### Supplied material
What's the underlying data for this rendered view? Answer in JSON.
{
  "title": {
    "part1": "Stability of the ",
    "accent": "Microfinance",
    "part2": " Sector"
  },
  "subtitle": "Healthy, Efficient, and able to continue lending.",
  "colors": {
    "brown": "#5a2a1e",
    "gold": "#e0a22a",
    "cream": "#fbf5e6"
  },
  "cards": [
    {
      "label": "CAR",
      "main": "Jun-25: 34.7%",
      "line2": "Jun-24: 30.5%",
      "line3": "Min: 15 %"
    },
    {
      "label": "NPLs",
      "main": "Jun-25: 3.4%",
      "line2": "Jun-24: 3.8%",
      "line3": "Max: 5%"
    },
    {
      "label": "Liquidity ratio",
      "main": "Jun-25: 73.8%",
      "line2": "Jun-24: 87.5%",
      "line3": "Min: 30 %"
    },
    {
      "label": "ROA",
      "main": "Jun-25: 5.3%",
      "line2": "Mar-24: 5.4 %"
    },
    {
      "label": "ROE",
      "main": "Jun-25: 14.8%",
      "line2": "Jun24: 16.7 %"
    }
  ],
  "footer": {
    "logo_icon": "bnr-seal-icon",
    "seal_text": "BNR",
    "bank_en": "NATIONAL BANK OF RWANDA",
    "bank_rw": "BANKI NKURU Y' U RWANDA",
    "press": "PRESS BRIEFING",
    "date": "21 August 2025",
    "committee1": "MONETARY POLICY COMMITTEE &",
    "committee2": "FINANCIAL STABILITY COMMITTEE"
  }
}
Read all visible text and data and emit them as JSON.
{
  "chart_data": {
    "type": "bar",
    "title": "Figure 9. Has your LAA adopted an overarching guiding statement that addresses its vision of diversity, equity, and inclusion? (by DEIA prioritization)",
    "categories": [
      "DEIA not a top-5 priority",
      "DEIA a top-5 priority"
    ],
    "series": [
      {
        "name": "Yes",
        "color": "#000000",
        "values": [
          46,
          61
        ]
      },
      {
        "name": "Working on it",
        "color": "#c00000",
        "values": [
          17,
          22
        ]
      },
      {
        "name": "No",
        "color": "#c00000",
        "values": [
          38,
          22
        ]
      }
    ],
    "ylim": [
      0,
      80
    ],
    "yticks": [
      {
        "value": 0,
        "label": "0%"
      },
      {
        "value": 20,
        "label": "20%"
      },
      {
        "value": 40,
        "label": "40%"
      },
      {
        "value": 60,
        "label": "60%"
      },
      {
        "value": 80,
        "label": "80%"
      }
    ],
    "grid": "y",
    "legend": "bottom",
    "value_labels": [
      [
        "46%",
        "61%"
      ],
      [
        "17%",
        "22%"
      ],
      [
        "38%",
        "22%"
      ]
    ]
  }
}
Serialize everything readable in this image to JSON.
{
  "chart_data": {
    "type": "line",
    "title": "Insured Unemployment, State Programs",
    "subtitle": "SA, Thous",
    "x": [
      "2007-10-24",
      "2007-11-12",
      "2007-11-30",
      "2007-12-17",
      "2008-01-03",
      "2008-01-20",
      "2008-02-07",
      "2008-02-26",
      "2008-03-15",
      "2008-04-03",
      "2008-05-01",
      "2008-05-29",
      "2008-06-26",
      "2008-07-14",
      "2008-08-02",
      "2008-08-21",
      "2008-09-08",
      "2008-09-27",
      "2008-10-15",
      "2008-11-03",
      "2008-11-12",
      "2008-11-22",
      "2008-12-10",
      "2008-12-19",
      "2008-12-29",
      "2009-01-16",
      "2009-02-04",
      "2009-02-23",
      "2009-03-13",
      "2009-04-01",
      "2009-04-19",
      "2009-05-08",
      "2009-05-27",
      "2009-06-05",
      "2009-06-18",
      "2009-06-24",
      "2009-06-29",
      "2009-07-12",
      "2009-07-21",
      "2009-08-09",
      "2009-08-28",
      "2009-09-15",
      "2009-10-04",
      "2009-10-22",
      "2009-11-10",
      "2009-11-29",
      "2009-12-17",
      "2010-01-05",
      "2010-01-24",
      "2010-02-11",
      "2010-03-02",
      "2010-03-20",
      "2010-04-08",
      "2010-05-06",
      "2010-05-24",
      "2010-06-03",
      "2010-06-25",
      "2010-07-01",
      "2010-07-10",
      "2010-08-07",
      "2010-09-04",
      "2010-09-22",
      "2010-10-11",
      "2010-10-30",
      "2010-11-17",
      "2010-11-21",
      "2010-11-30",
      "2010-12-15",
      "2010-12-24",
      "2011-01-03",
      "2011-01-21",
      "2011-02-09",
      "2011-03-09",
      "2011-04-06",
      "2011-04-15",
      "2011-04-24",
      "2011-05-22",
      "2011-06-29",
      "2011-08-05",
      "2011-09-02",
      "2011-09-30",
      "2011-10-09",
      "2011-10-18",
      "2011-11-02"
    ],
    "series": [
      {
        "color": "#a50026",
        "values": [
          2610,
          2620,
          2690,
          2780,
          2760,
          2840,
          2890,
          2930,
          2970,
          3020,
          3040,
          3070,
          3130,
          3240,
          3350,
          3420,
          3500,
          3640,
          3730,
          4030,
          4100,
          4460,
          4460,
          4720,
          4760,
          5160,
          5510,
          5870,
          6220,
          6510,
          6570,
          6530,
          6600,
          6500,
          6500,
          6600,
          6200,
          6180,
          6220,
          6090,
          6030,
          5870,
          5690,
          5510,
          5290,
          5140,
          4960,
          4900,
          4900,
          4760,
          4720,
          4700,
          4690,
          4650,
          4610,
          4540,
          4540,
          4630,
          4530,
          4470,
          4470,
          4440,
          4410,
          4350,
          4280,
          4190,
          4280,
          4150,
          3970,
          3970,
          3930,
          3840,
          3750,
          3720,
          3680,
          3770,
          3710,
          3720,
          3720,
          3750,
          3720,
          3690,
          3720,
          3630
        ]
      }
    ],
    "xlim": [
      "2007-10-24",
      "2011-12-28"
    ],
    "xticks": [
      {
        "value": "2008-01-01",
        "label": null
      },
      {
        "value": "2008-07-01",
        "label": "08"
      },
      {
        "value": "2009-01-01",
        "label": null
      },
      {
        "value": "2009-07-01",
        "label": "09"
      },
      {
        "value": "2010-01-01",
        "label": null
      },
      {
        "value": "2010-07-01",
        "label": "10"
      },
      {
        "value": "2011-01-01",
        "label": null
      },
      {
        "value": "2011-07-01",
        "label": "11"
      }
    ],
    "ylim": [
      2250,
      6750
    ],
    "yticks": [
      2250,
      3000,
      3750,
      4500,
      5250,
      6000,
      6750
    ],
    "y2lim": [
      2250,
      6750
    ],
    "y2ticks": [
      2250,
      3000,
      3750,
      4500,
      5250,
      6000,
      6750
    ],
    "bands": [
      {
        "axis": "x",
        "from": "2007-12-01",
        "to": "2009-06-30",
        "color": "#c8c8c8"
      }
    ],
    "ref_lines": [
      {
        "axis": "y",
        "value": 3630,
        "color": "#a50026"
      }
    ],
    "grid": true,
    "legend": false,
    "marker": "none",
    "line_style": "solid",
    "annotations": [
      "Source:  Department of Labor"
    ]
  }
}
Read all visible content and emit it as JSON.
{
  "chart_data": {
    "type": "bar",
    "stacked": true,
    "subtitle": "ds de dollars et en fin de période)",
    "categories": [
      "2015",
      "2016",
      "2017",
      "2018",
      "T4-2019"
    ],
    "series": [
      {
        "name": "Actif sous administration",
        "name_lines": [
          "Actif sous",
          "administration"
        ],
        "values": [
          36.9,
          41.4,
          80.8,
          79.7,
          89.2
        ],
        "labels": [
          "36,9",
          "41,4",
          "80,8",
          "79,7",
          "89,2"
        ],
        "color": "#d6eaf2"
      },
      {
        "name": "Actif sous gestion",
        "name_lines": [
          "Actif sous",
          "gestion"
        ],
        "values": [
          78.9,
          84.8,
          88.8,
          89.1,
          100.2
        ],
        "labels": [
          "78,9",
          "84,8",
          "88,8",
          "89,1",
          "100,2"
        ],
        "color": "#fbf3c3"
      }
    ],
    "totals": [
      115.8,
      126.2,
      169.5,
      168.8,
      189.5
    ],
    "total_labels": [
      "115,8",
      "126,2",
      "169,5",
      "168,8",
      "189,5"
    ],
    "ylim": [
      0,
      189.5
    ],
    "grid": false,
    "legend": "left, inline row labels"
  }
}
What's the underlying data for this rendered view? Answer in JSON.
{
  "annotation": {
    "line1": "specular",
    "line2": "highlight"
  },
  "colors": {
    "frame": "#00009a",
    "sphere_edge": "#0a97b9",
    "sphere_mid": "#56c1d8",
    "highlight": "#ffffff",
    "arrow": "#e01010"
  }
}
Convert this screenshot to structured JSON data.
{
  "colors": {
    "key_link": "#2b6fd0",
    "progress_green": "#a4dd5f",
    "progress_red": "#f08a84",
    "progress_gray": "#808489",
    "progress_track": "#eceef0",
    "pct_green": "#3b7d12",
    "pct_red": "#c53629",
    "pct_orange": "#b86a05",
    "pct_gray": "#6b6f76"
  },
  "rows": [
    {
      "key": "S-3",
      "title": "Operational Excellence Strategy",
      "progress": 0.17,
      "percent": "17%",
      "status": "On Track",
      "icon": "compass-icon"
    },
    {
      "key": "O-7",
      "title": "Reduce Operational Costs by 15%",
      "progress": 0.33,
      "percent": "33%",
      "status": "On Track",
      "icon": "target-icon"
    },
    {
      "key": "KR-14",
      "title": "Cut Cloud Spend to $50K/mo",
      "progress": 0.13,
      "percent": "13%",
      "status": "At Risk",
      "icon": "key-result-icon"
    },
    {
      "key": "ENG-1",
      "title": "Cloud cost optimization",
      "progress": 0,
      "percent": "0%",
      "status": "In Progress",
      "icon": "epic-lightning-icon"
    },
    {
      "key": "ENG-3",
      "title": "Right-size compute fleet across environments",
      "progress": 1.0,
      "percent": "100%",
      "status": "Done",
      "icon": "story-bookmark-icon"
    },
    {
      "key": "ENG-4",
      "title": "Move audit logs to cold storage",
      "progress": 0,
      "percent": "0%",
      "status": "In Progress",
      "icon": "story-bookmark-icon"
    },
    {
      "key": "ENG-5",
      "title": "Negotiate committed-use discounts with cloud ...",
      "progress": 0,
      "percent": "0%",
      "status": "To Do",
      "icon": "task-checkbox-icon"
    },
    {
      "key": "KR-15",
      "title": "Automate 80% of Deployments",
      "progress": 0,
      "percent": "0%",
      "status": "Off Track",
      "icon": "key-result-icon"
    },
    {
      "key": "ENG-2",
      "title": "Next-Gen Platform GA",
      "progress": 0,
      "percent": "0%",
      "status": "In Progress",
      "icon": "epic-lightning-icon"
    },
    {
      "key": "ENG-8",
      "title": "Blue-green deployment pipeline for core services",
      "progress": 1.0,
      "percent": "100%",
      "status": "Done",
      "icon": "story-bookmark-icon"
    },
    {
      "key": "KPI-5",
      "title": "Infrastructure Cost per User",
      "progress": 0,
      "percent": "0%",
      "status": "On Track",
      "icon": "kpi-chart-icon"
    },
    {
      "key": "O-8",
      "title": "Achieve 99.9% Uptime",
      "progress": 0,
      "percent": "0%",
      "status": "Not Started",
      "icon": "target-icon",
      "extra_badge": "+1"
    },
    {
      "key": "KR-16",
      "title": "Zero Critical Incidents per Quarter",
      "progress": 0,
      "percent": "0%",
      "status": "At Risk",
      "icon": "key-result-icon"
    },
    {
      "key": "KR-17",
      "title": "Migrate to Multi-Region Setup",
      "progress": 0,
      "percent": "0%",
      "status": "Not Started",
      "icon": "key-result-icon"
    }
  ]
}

### Objective
Report only the number of lines in the records that include the word "JSON".

### Result for this task
6